*PROBLEM TO SOLVE*
Pictures in the data below are not part of the copy; transcribe everything else exactly.

Stored items:
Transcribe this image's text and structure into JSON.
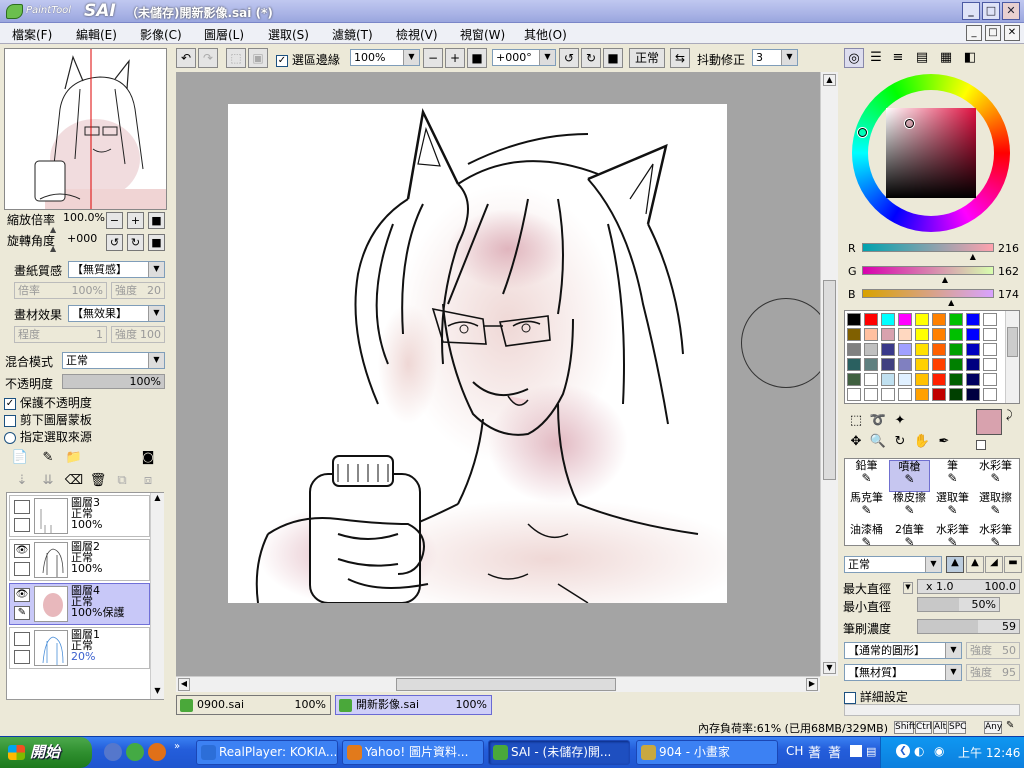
{
  "window": {
    "app_name_small": "PaintTool",
    "app_name_big": "SAI",
    "title": "（未儲存)開新影像.sai (*)",
    "controls": [
      "_",
      "□",
      "✕"
    ]
  },
  "menubar": {
    "items": [
      "檔案(F)",
      "編輯(E)",
      "影像(C)",
      "圖層(L)",
      "選取(S)",
      "濾鏡(T)",
      "檢視(V)",
      "視窗(W)",
      "其他(O)"
    ],
    "mdi_controls": [
      "_",
      "□",
      "✕"
    ]
  },
  "navigator": {
    "zoom_label": "縮放倍率",
    "zoom_value": "100.0%",
    "rotate_label": "旋轉角度",
    "rotate_value": "+000"
  },
  "paper": {
    "texture_label": "畫紙質感",
    "texture_value": "【無質感】",
    "texture_scale_label": "倍率",
    "texture_scale_value": "100%",
    "texture_strength_label": "強度",
    "texture_strength_value": "20",
    "effect_label": "畫材效果",
    "effect_value": "【無效果】",
    "effect_degree_label": "程度",
    "effect_degree_value": "1",
    "effect_strength_label": "強度",
    "effect_strength_value": "100"
  },
  "layer_props": {
    "blend_label": "混合模式",
    "blend_value": "正常",
    "opacity_label": "不透明度",
    "opacity_value": "100%",
    "opacity_fraction": 1.0,
    "protect_alpha": "保護不透明度",
    "clip_group": "剪下圖層蒙板",
    "selection_source": "指定選取來源"
  },
  "layers": [
    {
      "name": "圖層3",
      "mode": "正常",
      "opacity": "100%",
      "visible": false,
      "selected": false
    },
    {
      "name": "圖層2",
      "mode": "正常",
      "opacity": "100%",
      "visible": true,
      "selected": false
    },
    {
      "name": "圖層4",
      "mode": "正常",
      "opacity": "100%保護",
      "visible": true,
      "selected": true
    },
    {
      "name": "圖層1",
      "mode": "正常",
      "opacity": "20%",
      "visible": false,
      "selected": false
    }
  ],
  "toolbar": {
    "selection_edge_label": "選區邊緣",
    "zoom_value": "100%",
    "angle_value": "+000°",
    "blend_mode": "正常",
    "stabilizer_label": "抖動修正",
    "stabilizer_value": "3"
  },
  "color": {
    "r_label": "R",
    "r_value": "216",
    "r": 216,
    "g_label": "G",
    "g_value": "162",
    "g": 162,
    "b_label": "B",
    "b_value": "174",
    "b": 174,
    "current_color": "#d8a2ae"
  },
  "palette_colors": [
    "#000000",
    "#ff0000",
    "#00ffff",
    "#ff00ff",
    "#ffff00",
    "#ff8000",
    "#00c000",
    "#0000ff",
    "#ffffff",
    "#806000",
    "#ffc0a0",
    "#d8a2ae",
    "#ffd8c0",
    "#ffff00",
    "#ff8000",
    "#00c000",
    "#0000ff",
    "#ffffff",
    "#808080",
    "#c0c0c0",
    "#3a3a8a",
    "#a0a0ff",
    "#ffe000",
    "#ff6000",
    "#00a000",
    "#0000c0",
    "#ffffff",
    "#2a6060",
    "#608080",
    "#404080",
    "#8080c0",
    "#ffd000",
    "#ff4000",
    "#008000",
    "#000080",
    "#ffffff",
    "#406040",
    "#ffffff",
    "#c0e0f0",
    "#e0f0ff",
    "#ffc000",
    "#ff2000",
    "#006000",
    "#000060",
    "#ffffff",
    "#ffffff",
    "#ffffff",
    "#ffffff",
    "#ffffff",
    "#ffa000",
    "#c00000",
    "#004000",
    "#000040",
    "#ffffff"
  ],
  "tools": [
    {
      "label": "鉛筆",
      "selected": false
    },
    {
      "label": "噴槍",
      "selected": true
    },
    {
      "label": "筆",
      "selected": false
    },
    {
      "label": "水彩筆",
      "selected": false
    },
    {
      "label": "馬克筆",
      "selected": false
    },
    {
      "label": "橡皮擦",
      "selected": false
    },
    {
      "label": "選取筆",
      "selected": false
    },
    {
      "label": "選取擦",
      "selected": false
    },
    {
      "label": "油漆桶",
      "selected": false
    },
    {
      "label": "2值筆",
      "selected": false
    },
    {
      "label": "水彩筆",
      "selected": false
    },
    {
      "label": "水彩筆",
      "selected": false
    }
  ],
  "brush": {
    "mode": "正常",
    "max_size_label": "最大直徑",
    "max_size_mult": "x 1.0",
    "max_size_value": "100.0",
    "min_size_label": "最小直徑",
    "min_size_value": "50%",
    "min_size_fraction": 0.5,
    "density_label": "筆刷濃度",
    "density_value": "59",
    "density_fraction": 0.59,
    "shape": "【通常的圓形】",
    "shape_strength_label": "強度",
    "shape_strength_value": "50",
    "texture": "【無材質】",
    "texture_strength_label": "強度",
    "texture_strength_value": "95",
    "advanced_label": "詳細設定"
  },
  "documents": [
    {
      "name": "0900.sai",
      "zoom": "100%",
      "active": false
    },
    {
      "name": "開新影像.sai",
      "zoom": "100%",
      "active": true
    }
  ],
  "status": {
    "memory": "內存負荷率:61% (已用68MB/329MB)",
    "keys": [
      "Shift",
      "Ctrl",
      "Alt",
      "SPC",
      "Any"
    ]
  },
  "taskbar": {
    "start_label": "開始",
    "tasks": [
      {
        "label": "RealPlayer: KOKIA...",
        "color": "#2c6ed8",
        "active": false
      },
      {
        "label": "Yahoo! 圖片資料...",
        "color": "#e27a1b",
        "active": false
      },
      {
        "label": "SAI - (未儲存)開...",
        "color": "#4aa83a",
        "active": true
      },
      {
        "label": "904 - 小畫家",
        "color": "#c8a840",
        "active": false
      }
    ],
    "tray_lang": "CH",
    "clock": "上午 12:46"
  }
}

*EXPECTED ANSWER*
Transcribe this image's text and structure into JSON.
{
  "window": {
    "app_name_small": "PaintTool",
    "app_name_big": "SAI",
    "title": "（未儲存)開新影像.sai (*)",
    "controls": [
      "_",
      "□",
      "✕"
    ]
  },
  "menubar": {
    "items": [
      "檔案(F)",
      "編輯(E)",
      "影像(C)",
      "圖層(L)",
      "選取(S)",
      "濾鏡(T)",
      "檢視(V)",
      "視窗(W)",
      "其他(O)"
    ],
    "mdi_controls": [
      "_",
      "□",
      "✕"
    ]
  },
  "navigator": {
    "zoom_label": "縮放倍率",
    "zoom_value": "100.0%",
    "rotate_label": "旋轉角度",
    "rotate_value": "+000"
  },
  "paper": {
    "texture_label": "畫紙質感",
    "texture_value": "【無質感】",
    "texture_scale_label": "倍率",
    "texture_scale_value": "100%",
    "texture_strength_label": "強度",
    "texture_strength_value": "20",
    "effect_label": "畫材效果",
    "effect_value": "【無效果】",
    "effect_degree_label": "程度",
    "effect_degree_value": "1",
    "effect_strength_label": "強度",
    "effect_strength_value": "100"
  },
  "layer_props": {
    "blend_label": "混合模式",
    "blend_value": "正常",
    "opacity_label": "不透明度",
    "opacity_value": "100%",
    "opacity_fraction": 1.0,
    "protect_alpha": "保護不透明度",
    "clip_group": "剪下圖層蒙板",
    "selection_source": "指定選取來源"
  },
  "layers": [
    {
      "name": "圖層3",
      "mode": "正常",
      "opacity": "100%",
      "visible": false,
      "selected": false
    },
    {
      "name": "圖層2",
      "mode": "正常",
      "opacity": "100%",
      "visible": true,
      "selected": false
    },
    {
      "name": "圖層4",
      "mode": "正常",
      "opacity": "100%保護",
      "visible": true,
      "selected": true
    },
    {
      "name": "圖層1",
      "mode": "正常",
      "opacity": "20%",
      "visible": false,
      "selected": false
    }
  ],
  "toolbar": {
    "selection_edge_label": "選區邊緣",
    "zoom_value": "100%",
    "angle_value": "+000°",
    "blend_mode": "正常",
    "stabilizer_label": "抖動修正",
    "stabilizer_value": "3"
  },
  "color": {
    "r_label": "R",
    "r_value": "216",
    "r": 216,
    "g_label": "G",
    "g_value": "162",
    "g": 162,
    "b_label": "B",
    "b_value": "174",
    "b": 174,
    "current_color": "#d8a2ae"
  },
  "palette_colors": [
    "#000000",
    "#ff0000",
    "#00ffff",
    "#ff00ff",
    "#ffff00",
    "#ff8000",
    "#00c000",
    "#0000ff",
    "#ffffff",
    "#806000",
    "#ffc0a0",
    "#d8a2ae",
    "#ffd8c0",
    "#ffff00",
    "#ff8000",
    "#00c000",
    "#0000ff",
    "#ffffff",
    "#808080",
    "#c0c0c0",
    "#3a3a8a",
    "#a0a0ff",
    "#ffe000",
    "#ff6000",
    "#00a000",
    "#0000c0",
    "#ffffff",
    "#2a6060",
    "#608080",
    "#404080",
    "#8080c0",
    "#ffd000",
    "#ff4000",
    "#008000",
    "#000080",
    "#ffffff",
    "#406040",
    "#ffffff",
    "#c0e0f0",
    "#e0f0ff",
    "#ffc000",
    "#ff2000",
    "#006000",
    "#000060",
    "#ffffff",
    "#ffffff",
    "#ffffff",
    "#ffffff",
    "#ffffff",
    "#ffa000",
    "#c00000",
    "#004000",
    "#000040",
    "#ffffff"
  ],
  "tools": [
    {
      "label": "鉛筆",
      "selected": false
    },
    {
      "label": "噴槍",
      "selected": true
    },
    {
      "label": "筆",
      "selected": false
    },
    {
      "label": "水彩筆",
      "selected": false
    },
    {
      "label": "馬克筆",
      "selected": false
    },
    {
      "label": "橡皮擦",
      "selected": false
    },
    {
      "label": "選取筆",
      "selected": false
    },
    {
      "label": "選取擦",
      "selected": false
    },
    {
      "label": "油漆桶",
      "selected": false
    },
    {
      "label": "2值筆",
      "selected": false
    },
    {
      "label": "水彩筆",
      "selected": false
    },
    {
      "label": "水彩筆",
      "selected": false
    }
  ],
  "brush": {
    "mode": "正常",
    "max_size_label": "最大直徑",
    "max_size_mult": "x 1.0",
    "max_size_value": "100.0",
    "min_size_label": "最小直徑",
    "min_size_value": "50%",
    "min_size_fraction": 0.5,
    "density_label": "筆刷濃度",
    "density_value": "59",
    "density_fraction": 0.59,
    "shape": "【通常的圓形】",
    "shape_strength_label": "強度",
    "shape_strength_value": "50",
    "texture": "【無材質】",
    "texture_strength_label": "強度",
    "texture_strength_value": "95",
    "advanced_label": "詳細設定"
  },
  "documents": [
    {
      "name": "0900.sai",
      "zoom": "100%",
      "active": false
    },
    {
      "name": "開新影像.sai",
      "zoom": "100%",
      "active": true
    }
  ],
  "status": {
    "memory": "內存負荷率:61% (已用68MB/329MB)",
    "keys": [
      "Shift",
      "Ctrl",
      "Alt",
      "SPC",
      "Any"
    ]
  },
  "taskbar": {
    "start_label": "開始",
    "tasks": [
      {
        "label": "RealPlayer: KOKIA...",
        "color": "#2c6ed8",
        "active": false
      },
      {
        "label": "Yahoo! 圖片資料...",
        "color": "#e27a1b",
        "active": false
      },
      {
        "label": "SAI - (未儲存)開...",
        "color": "#4aa83a",
        "active": true
      },
      {
        "label": "904 - 小畫家",
        "color": "#c8a840",
        "active": false
      }
    ],
    "tray_lang": "CH",
    "clock": "上午 12:46"
  }
}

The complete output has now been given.